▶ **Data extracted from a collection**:
•••••

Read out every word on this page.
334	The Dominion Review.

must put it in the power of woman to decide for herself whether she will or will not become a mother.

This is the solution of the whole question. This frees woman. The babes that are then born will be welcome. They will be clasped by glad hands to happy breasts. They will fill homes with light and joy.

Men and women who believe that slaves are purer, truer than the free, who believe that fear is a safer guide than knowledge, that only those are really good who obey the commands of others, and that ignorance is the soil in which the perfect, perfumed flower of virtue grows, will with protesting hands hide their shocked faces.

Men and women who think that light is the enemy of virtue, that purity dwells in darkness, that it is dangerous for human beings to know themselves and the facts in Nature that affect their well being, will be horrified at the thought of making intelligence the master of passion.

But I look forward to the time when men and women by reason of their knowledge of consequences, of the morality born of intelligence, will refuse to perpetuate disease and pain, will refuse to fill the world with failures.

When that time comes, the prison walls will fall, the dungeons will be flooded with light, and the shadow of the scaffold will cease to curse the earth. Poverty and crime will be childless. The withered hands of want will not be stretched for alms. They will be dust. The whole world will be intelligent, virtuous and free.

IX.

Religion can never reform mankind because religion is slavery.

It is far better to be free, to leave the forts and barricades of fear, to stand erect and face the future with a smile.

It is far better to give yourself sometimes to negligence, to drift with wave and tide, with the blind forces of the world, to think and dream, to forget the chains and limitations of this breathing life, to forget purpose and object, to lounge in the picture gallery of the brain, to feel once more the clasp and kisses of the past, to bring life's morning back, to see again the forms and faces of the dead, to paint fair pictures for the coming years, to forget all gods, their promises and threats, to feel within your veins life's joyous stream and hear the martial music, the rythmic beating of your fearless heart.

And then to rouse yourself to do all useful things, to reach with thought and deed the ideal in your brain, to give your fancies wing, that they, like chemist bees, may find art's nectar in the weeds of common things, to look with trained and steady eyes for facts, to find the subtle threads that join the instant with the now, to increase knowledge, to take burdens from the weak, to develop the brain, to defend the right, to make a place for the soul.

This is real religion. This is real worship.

•••••

▶ **SHORT TASK**:
Pull every line containing the word "intelligence" out of the material.

▶ **FINISHED ANSWER**:
Men and women who think that light is the enemy of virtue, that purity dwells in darkness, that it is dangerous for human beings to know themselves and the facts in Nature that affect their well being, will be horrified at the thought of making intelligence the master of passion.
But I look forward to the time when men and women by reason of their knowledge of consequences, of the morality born of intelligence, will refuse to perpetuate disease and pain, will refuse to fill the world with failures.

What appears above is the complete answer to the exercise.